▸ Reading text:
========

52]      In conclusion on this point, the Court in Goosen stated:

[14] Accordingly, it is self-evident that the fate of a recusal application depends on the totality of the relevant facts in a given case. This means that the person who is 'reasonably' aggrieved by the presence of a particular judge would also have to have been 'properly informed' as to the relevant facts and take an objective view of those facts.’

 

53]      The important takeaway from the above is that the impartiality of the Judiciary is assumed, which assumption is only disturbed by weighty evidence, rather than imputations and aspersions. Also, the applicant bears the onus of lifting that assumption and to rebut the same in accordance with the necessary requirements. The question as to whether the applicant’s apprehension is reasonably held, based on correct facts, is not complicated: applicant’s reference to internal matters at the court, which only obliquely involves me as presiding officer in the instant matter, is, respectfully, scandalous to the court, and not in any way sufficient to shift the presumption of impartiality.  It is also based on incorrect facts and vexatious efforts to smear the Judiciary in an effort to show that my hearing of the matter and subsequent bail hearings had some imputation of misconduct or malfeasance on members of the Judiciary in conjunction with officers and staff of the Court.  It is an argument of ten (10) grounds built on a sophistries to kick up dust and in that way bully a Judge off the bench in the matter.   As a member of the Judiciary I exercise my role and function without fear, favour and/or prejudice and in accordance with the oath of office. For as much as a Judge ought to recuse him or herself should circumstances dictate, so it is the duty to refuse the recusal where there is no valid basis therefore but in fact simply a dislike or desire to forum shop for a possibly more congenial Judge.  In my view these grounds seen individually or cumulatively do not meet the benchmark to warrant my recusal.  It simply only serves to create sensation.

 

THE EFFECT OF THE SUSPENSION OF THE ORDER TO REPORT:

 

54]      After the SCA handed down judgment on Tuesday, 5 October 2021, the applicant brought an application on an extremely urgent basis for his release on bail.  The effect of the dismissal of the appeal against the convictions, ex lege (by operation of law), terminated Mr. Rohde’s bail.  The position is the same as when a trial court convicts an accused, bail terminates by operation of law.  The order by the SCA granting bail to Mr. Rohde meant liberty pending the outcome of the appeal.  This appeal had been determined.  The consequence in law of the confirmation by the SCA in respect of the convictions to which he had to undergo a custodial sentence terminated his release on bail.  It was a condition of his release on bail, that he had to report within 48 hours from service of the Notice to Report.

========

▸ Information given:

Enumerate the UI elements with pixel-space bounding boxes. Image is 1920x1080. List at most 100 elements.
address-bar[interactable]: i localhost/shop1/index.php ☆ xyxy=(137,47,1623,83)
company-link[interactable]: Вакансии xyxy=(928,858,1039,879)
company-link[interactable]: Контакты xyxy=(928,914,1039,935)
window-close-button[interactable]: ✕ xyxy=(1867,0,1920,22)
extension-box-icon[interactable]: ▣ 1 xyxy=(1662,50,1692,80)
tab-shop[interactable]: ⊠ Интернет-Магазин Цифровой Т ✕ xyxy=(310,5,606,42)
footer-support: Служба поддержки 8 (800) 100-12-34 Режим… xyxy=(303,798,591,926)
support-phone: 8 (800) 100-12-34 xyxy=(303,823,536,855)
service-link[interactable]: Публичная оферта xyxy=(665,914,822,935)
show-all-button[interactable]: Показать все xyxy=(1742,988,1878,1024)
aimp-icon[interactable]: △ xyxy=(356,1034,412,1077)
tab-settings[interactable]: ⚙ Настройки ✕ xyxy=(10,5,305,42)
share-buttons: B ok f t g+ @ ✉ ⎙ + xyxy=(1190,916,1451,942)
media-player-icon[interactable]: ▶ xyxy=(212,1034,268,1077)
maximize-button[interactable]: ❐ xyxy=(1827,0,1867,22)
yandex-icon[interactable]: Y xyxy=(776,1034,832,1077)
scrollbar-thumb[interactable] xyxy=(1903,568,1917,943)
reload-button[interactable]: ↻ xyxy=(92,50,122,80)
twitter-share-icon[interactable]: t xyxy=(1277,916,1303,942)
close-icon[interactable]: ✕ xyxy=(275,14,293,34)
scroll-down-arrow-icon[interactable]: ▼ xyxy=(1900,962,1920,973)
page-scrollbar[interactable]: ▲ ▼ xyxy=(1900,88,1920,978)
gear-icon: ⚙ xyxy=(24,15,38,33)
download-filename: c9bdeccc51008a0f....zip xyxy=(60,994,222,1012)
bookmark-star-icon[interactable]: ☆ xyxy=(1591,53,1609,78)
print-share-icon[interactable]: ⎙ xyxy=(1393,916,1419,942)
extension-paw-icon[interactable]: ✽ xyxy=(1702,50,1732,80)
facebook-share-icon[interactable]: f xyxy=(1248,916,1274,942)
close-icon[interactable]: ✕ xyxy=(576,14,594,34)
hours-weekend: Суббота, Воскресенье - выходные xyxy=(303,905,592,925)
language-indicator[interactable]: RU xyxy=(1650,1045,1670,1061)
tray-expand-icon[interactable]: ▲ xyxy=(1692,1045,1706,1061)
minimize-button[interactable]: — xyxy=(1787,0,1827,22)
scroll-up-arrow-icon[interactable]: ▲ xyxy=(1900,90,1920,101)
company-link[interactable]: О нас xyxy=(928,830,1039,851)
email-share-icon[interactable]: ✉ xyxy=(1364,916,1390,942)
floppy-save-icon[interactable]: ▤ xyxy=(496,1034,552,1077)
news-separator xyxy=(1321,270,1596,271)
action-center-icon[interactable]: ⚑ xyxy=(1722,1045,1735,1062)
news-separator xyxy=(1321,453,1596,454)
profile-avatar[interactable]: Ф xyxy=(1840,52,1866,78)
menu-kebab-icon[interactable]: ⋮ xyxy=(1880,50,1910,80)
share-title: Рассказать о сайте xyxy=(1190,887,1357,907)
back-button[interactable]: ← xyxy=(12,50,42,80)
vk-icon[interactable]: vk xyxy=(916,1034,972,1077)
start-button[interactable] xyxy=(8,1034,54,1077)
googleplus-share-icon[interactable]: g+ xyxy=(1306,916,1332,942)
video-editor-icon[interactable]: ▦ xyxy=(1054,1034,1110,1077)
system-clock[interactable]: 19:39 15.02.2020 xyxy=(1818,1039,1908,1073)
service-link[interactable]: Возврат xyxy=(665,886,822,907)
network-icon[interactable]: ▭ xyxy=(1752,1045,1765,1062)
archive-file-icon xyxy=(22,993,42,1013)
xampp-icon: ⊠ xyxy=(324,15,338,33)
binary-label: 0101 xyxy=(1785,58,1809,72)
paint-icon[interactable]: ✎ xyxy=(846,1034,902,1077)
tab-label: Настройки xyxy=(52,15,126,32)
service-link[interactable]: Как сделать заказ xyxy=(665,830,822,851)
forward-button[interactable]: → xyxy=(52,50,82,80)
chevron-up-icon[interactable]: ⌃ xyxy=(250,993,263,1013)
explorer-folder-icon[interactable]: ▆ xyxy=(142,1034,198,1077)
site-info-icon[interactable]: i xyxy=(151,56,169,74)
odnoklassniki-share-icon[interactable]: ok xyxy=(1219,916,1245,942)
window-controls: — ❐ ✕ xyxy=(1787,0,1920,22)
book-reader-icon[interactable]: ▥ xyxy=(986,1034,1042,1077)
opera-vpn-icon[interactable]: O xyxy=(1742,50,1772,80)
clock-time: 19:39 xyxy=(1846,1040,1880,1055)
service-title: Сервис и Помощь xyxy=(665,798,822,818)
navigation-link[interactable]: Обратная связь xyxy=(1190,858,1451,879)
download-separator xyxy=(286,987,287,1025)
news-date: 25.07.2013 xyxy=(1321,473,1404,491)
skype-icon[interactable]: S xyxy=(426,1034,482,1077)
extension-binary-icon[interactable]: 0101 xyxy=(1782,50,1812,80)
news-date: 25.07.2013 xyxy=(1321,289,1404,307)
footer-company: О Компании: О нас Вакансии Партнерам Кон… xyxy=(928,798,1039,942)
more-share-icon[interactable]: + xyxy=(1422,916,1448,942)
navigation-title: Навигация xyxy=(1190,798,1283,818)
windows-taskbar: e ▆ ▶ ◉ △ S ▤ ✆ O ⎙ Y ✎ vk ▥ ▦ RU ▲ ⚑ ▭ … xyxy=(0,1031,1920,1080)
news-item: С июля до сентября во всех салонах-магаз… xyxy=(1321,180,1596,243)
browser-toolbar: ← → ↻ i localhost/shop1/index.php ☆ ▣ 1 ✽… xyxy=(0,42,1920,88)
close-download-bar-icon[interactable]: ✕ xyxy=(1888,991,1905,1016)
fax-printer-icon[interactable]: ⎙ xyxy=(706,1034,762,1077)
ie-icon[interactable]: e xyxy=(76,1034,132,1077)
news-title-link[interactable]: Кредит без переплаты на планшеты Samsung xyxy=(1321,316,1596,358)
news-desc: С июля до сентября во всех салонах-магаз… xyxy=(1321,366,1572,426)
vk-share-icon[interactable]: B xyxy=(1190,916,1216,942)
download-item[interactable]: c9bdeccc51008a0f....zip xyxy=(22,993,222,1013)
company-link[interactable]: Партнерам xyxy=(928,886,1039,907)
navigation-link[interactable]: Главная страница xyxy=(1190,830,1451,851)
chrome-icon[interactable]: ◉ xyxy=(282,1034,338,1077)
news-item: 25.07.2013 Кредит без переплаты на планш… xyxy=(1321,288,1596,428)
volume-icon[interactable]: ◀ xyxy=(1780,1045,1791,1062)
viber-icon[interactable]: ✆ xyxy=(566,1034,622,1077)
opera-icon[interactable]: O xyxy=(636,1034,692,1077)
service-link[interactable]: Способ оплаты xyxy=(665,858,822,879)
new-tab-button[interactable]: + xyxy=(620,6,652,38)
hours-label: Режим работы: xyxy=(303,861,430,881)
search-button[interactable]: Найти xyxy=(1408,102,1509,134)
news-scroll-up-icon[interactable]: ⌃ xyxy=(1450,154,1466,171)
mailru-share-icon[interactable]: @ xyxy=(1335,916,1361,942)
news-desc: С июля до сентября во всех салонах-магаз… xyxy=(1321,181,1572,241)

========

▸ List of tasks:
[a] According to the court judgment on recusal and bail, on what date did the SCA hand down its judgment?
[b] Resume the court judgment on recusal and bail from its final sentence, keeping its formal tone.
The lines above are taken from a separate source and are not part of the judgment.

▸ Numbered responses:
[a] Tuesday, 5 October 2021.

[b]
55]      The proceedings before my learned sister, Savage J, sitting as the urgent duty Judge, on Friday 8 October 2021, took the form of a brief virtual hearing on a busy urgent duty roll.  The record of the proceedings runs from page 1-6 (“the urgent record”), relevant sections of which read as follows:

 

COURT:       Can we not just agree that this matter can be rolled over to Monday and there'd be an undertaking that nothing would occur in the interim?”[18]

 

MR PRINSLOO:       M’Lady, I wouldn’t have a problem with that, I’ll confirm with my attorney, but I’ll imagine they will be …”[19]

COURT:         Mr. Van Niekerk, I mean the papers, it doesn’t - I don’t have any papers on record as yet from you.[20]

 

MR VAN NIEKERK:             No, I was served by email at quarter to 12 this morning, ja, so M’Lady, the issue it’s not bail pending an outcome of a trial court judgment, a criminal trial in that sense, the entitlement to his freedom is different…..he now wants bail so that he does be committed to start service his sentence as determined by the Supreme Court of Appeal.  So, I can’t see why it’s in the interest of justice that bail application should be heard that urgent or that an order be made now that everything stands over until Monday and whoever is going to determine…(intervenes)[21]

 

COURT:         But Mr. Van Niekerk, let’s be reasonable.  I mean if he was to go - if he was to get leave to go to the Concourt he is entitled to have - to extinguish his appeals if that’s what he wishes to do is he not?[22]

 

MR. VAN NIEKERK;            Yes, M’Lady, but (intervenes)[23]

 

COURT:         Let’s adopt a practical solution to the problem.  Certainly, there are no ways a bail application should be heard on a Saturday etcetera, as proposed in the draft, but surely a practical solution can be arrived at.[24] 

 

MR. VAN NIEKERK:            Well, I’m in the hands of the Court….I can’t take it further than that.[25]

 

COURT:         It seems to me practical that we should roll the matter over that there should be an undertaking that he is not to be arrested this weekend[26] 

 

MR. VAN NIEKERK:           I would agree with that yes[27]

 

COURT:         Yes, alright.  Would you perhaps discuss it then.  Come up with a draft order and we can take it from there?  Could you just re-join the meeting if you would and then we can try and finalise the terms of that draft order once you’ve concluded your discussions?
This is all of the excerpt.